Chart and figure data:
· · · · ·

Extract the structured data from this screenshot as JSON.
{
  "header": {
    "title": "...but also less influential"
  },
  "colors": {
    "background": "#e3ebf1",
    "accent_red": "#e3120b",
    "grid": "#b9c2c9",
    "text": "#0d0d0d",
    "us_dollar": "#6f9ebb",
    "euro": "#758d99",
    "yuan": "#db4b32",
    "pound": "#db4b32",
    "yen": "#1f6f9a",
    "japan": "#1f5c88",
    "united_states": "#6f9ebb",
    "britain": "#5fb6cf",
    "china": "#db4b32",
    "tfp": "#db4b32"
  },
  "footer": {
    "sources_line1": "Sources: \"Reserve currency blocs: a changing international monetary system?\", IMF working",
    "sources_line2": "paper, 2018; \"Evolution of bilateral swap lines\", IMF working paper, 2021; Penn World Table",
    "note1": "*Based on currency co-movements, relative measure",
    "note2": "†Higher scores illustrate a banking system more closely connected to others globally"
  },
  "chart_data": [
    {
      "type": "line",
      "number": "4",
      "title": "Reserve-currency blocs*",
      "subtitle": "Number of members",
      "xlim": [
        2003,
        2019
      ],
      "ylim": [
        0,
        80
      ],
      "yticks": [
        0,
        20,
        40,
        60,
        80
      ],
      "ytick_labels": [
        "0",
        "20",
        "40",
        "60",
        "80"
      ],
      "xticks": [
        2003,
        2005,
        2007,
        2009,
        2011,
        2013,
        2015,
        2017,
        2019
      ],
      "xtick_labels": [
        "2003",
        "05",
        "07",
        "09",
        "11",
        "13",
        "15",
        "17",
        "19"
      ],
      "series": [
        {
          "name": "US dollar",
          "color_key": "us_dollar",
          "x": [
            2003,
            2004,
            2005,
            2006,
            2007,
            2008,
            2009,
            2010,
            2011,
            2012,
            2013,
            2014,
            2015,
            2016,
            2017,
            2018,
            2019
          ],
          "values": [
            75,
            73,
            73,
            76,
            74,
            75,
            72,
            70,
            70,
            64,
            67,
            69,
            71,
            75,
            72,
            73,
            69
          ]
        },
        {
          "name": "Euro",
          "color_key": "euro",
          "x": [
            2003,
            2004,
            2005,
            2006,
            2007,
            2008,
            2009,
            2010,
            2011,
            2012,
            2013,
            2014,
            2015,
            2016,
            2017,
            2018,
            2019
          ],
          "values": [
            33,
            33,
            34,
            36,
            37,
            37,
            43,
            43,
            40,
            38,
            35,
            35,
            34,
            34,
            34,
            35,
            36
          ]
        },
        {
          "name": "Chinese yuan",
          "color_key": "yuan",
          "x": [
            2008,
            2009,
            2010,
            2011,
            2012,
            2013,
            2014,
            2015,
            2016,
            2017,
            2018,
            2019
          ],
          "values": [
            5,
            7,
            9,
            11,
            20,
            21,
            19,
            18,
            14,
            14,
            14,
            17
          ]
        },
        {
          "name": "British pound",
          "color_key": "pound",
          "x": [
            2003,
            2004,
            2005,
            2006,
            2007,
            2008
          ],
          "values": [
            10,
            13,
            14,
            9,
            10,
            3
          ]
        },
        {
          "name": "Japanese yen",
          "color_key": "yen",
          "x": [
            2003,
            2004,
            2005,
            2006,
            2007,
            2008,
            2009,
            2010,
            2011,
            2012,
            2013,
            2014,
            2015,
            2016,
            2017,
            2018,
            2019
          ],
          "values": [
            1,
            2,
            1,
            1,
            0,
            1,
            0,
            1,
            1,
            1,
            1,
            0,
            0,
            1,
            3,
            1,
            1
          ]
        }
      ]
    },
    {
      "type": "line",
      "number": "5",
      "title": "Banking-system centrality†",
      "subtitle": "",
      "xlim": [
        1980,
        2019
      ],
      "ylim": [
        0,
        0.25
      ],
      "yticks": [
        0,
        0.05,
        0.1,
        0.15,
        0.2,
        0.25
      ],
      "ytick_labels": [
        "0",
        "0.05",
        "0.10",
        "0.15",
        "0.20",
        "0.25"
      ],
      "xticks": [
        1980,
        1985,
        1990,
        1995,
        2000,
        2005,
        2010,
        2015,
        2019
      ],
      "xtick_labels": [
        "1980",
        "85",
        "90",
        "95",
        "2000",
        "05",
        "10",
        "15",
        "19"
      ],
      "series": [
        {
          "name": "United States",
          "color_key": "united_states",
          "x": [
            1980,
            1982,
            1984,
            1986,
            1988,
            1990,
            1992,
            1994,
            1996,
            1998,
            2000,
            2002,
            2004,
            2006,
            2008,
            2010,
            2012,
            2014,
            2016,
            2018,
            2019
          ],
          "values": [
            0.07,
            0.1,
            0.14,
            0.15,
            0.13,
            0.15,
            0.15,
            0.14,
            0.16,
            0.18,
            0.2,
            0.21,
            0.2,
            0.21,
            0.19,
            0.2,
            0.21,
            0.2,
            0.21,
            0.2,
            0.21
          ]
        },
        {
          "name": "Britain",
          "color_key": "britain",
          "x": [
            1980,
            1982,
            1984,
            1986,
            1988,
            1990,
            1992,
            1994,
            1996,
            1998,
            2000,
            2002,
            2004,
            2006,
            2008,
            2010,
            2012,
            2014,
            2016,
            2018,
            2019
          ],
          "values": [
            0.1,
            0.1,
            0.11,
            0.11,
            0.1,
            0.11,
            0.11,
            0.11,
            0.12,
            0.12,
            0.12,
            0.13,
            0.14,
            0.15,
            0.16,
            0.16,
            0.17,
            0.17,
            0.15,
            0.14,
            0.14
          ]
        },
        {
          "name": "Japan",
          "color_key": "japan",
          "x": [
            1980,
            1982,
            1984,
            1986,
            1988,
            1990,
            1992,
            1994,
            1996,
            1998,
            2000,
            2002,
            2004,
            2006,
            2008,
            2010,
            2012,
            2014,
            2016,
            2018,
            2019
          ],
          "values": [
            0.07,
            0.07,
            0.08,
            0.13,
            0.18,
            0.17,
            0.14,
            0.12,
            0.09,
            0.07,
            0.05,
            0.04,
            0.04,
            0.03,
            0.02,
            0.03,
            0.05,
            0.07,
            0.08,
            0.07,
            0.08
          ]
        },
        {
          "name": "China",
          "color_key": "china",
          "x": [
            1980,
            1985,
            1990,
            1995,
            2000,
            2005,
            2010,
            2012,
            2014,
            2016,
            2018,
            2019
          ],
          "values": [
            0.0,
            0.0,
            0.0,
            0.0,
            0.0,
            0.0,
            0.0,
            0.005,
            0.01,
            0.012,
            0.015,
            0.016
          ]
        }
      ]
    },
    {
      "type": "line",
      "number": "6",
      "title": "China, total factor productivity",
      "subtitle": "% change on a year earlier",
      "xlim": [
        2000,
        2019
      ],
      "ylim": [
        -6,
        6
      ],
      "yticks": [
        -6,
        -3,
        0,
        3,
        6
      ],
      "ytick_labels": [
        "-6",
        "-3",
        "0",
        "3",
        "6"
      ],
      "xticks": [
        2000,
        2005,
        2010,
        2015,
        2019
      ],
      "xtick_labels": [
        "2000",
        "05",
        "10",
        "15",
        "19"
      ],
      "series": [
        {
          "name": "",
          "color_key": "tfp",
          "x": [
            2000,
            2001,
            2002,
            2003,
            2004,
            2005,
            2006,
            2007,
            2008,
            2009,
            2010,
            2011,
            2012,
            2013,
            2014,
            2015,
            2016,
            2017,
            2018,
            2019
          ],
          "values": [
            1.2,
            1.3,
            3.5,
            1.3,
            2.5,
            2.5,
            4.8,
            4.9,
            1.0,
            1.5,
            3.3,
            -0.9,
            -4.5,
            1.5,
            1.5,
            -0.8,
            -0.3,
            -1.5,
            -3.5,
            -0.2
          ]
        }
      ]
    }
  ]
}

· · · · ·

Copy out each line exactly.

Extract the structured data from this screenshot as JSON.
{
  "header": {
    "title": "...but also less influential"
  },
  "colors": {
    "background": "#e3ebf1",
    "accent_red": "#e3120b",
    "grid": "#b9c2c9",
    "text": "#0d0d0d",
    "us_dollar": "#6f9ebb",
    "euro": "#758d99",
    "yuan": "#db4b32",
    "pound": "#db4b32",
    "yen": "#1f6f9a",
    "japan": "#1f5c88",
    "united_states": "#6f9ebb",
    "britain": "#5fb6cf",
    "china": "#db4b32",
    "tfp": "#db4b32"
  },
  "footer": {
    "sources_line1": "Sources: \"Reserve currency blocs: a changing international monetary system?\", IMF working",
    "sources_line2": "paper, 2018; \"Evolution of bilateral swap lines\", IMF working paper, 2021; Penn World Table",
    "note1": "*Based on currency co-movements, relative measure",
    "note2": "†Higher scores illustrate a banking system more closely connected to others globally"
  },
  "chart_data": [
    {
      "type": "line",
      "number": "4",
      "title": "Reserve-currency blocs*",
      "subtitle": "Number of members",
      "xlim": [
        2003,
        2019
      ],
      "ylim": [
        0,
        80
      ],
      "yticks": [
        0,
        20,
        40,
        60,
        80
      ],
      "ytick_labels": [
        "0",
        "20",
        "40",
        "60",
        "80"
      ],
      "xticks": [
        2003,
        2005,
        2007,
        2009,
        2011,
        2013,
        2015,
        2017,
        2019
      ],
      "xtick_labels": [
        "2003",
        "05",
        "07",
        "09",
        "11",
        "13",
        "15",
        "17",
        "19"
      ],
      "series": [
        {
          "name": "US dollar",
          "color_key": "us_dollar",
          "x": [
            2003,
            2004,
            2005,
            2006,
            2007,
            2008,
            2009,
            2010,
            2011,
            2012,
            2013,
            2014,
            2015,
            2016,
            2017,
            2018,
            2019
          ],
          "values": [
            75,
            73,
            73,
            76,
            74,
            75,
            72,
            70,
            70,
            64,
            67,
            69,
            71,
            75,
            72,
            73,
            69
          ]
        },
        {
          "name": "Euro",
          "color_key": "euro",
          "x": [
            2003,
            2004,
            2005,
            2006,
            2007,
            2008,
            2009,
            2010,
            2011,
            2012,
            2013,
            2014,
            2015,
            2016,
            2017,
            2018,
            2019
          ],
          "values": [
            33,
            33,
            34,
            36,
            37,
            37,
            43,
            43,
            40,
            38,
            35,
            35,
            34,
            34,
            34,
            35,
            36
          ]
        },
        {
          "name": "Chinese yuan",
          "color_key": "yuan",
          "x": [
            2008,
            2009,
            2010,
            2011,
            2012,
            2013,
            2014,
            2015,
            2016,
            2017,
            2018,
            2019
          ],
          "values": [
            5,
            7,
            9,
            11,
            20,
            21,
            19,
            18,
            14,
            14,
            14,
            17
          ]
        },
        {
          "name": "British pound",
          "color_key": "pound",
          "x": [
            2003,
            2004,
            2005,
            2006,
            2007,
            2008
          ],
          "values": [
            10,
            13,
            14,
            9,
            10,
            3
          ]
        },
        {
          "name": "Japanese yen",
          "color_key": "yen",
          "x": [
            2003,
            2004,
            2005,
            2006,
            2007,
            2008,
            2009,
            2010,
            2011,
            2012,
            2013,
            2014,
            2015,
            2016,
            2017,
            2018,
            2019
          ],
          "values": [
            1,
            2,
            1,
            1,
            0,
            1,
            0,
            1,
            1,
            1,
            1,
            0,
            0,
            1,
            3,
            1,
            1
          ]
        }
      ]
    },
    {
      "type": "line",
      "number": "5",
      "title": "Banking-system centrality†",
      "subtitle": "",
      "xlim": [
        1980,
        2019
      ],
      "ylim": [
        0,
        0.25
      ],
      "yticks": [
        0,
        0.05,
        0.1,
        0.15,
        0.2,
        0.25
      ],
      "ytick_labels": [
        "0",
        "0.05",
        "0.10",
        "0.15",
        "0.20",
        "0.25"
      ],
      "xticks": [
        1980,
        1985,
        1990,
        1995,
        2000,
        2005,
        2010,
        2015,
        2019
      ],
      "xtick_labels": [
        "1980",
        "85",
        "90",
        "95",
        "2000",
        "05",
        "10",
        "15",
        "19"
      ],
      "series": [
        {
          "name": "United States",
          "color_key": "united_states",
          "x": [
            1980,
            1982,
            1984,
            1986,
            1988,
            1990,
            1992,
            1994,
            1996,
            1998,
            2000,
            2002,
            2004,
            2006,
            2008,
            2010,
            2012,
            2014,
            2016,
            2018,
            2019
          ],
          "values": [
            0.07,
            0.1,
            0.14,
            0.15,
            0.13,
            0.15,
            0.15,
            0.14,
            0.16,
            0.18,
            0.2,
            0.21,
            0.2,
            0.21,
            0.19,
            0.2,
            0.21,
            0.2,
            0.21,
            0.2,
            0.21
          ]
        },
        {
          "name": "Britain",
          "color_key": "britain",
          "x": [
            1980,
            1982,
            1984,
            1986,
            1988,
            1990,
            1992,
            1994,
            1996,
            1998,
            2000,
            2002,
            2004,
            2006,
            2008,
            2010,
            2012,
            2014,
            2016,
            2018,
            2019
          ],
          "values": [
            0.1,
            0.1,
            0.11,
            0.11,
            0.1,
            0.11,
            0.11,
            0.11,
            0.12,
            0.12,
            0.12,
            0.13,
            0.14,
            0.15,
            0.16,
            0.16,
            0.17,
            0.17,
            0.15,
            0.14,
            0.14
          ]
        },
        {
          "name": "Japan",
          "color_key": "japan",
          "x": [
            1980,
            1982,
            1984,
            1986,
            1988,
            1990,
            1992,
            1994,
            1996,
            1998,
            2000,
            2002,
            2004,
            2006,
            2008,
            2010,
            2012,
            2014,
            2016,
            2018,
            2019
          ],
          "values": [
            0.07,
            0.07,
            0.08,
            0.13,
            0.18,
            0.17,
            0.14,
            0.12,
            0.09,
            0.07,
            0.05,
            0.04,
            0.04,
            0.03,
            0.02,
            0.03,
            0.05,
            0.07,
            0.08,
            0.07,
            0.08
          ]
        },
        {
          "name": "China",
          "color_key": "china",
          "x": [
            1980,
            1985,
            1990,
            1995,
            2000,
            2005,
            2010,
            2012,
            2014,
            2016,
            2018,
            2019
          ],
          "values": [
            0.0,
            0.0,
            0.0,
            0.0,
            0.0,
            0.0,
            0.0,
            0.005,
            0.01,
            0.012,
            0.015,
            0.016
          ]
        }
      ]
    },
    {
      "type": "line",
      "number": "6",
      "title": "China, total factor productivity",
      "subtitle": "% change on a year earlier",
      "xlim": [
        2000,
        2019
      ],
      "ylim": [
        -6,
        6
      ],
      "yticks": [
        -6,
        -3,
        0,
        3,
        6
      ],
      "ytick_labels": [
        "-6",
        "-3",
        "0",
        "3",
        "6"
      ],
      "xticks": [
        2000,
        2005,
        2010,
        2015,
        2019
      ],
      "xtick_labels": [
        "2000",
        "05",
        "10",
        "15",
        "19"
      ],
      "series": [
        {
          "name": "",
          "color_key": "tfp",
          "x": [
            2000,
            2001,
            2002,
            2003,
            2004,
            2005,
            2006,
            2007,
            2008,
            2009,
            2010,
            2011,
            2012,
            2013,
            2014,
            2015,
            2016,
            2017,
            2018,
            2019
          ],
          "values": [
            1.2,
            1.3,
            3.5,
            1.3,
            2.5,
            2.5,
            4.8,
            4.9,
            1.0,
            1.5,
            3.3,
            -0.9,
            -4.5,
            1.5,
            1.5,
            -0.8,
            -0.3,
            -1.5,
            -3.5,
            -0.2
          ]
        }
      ]
    }
  ]
}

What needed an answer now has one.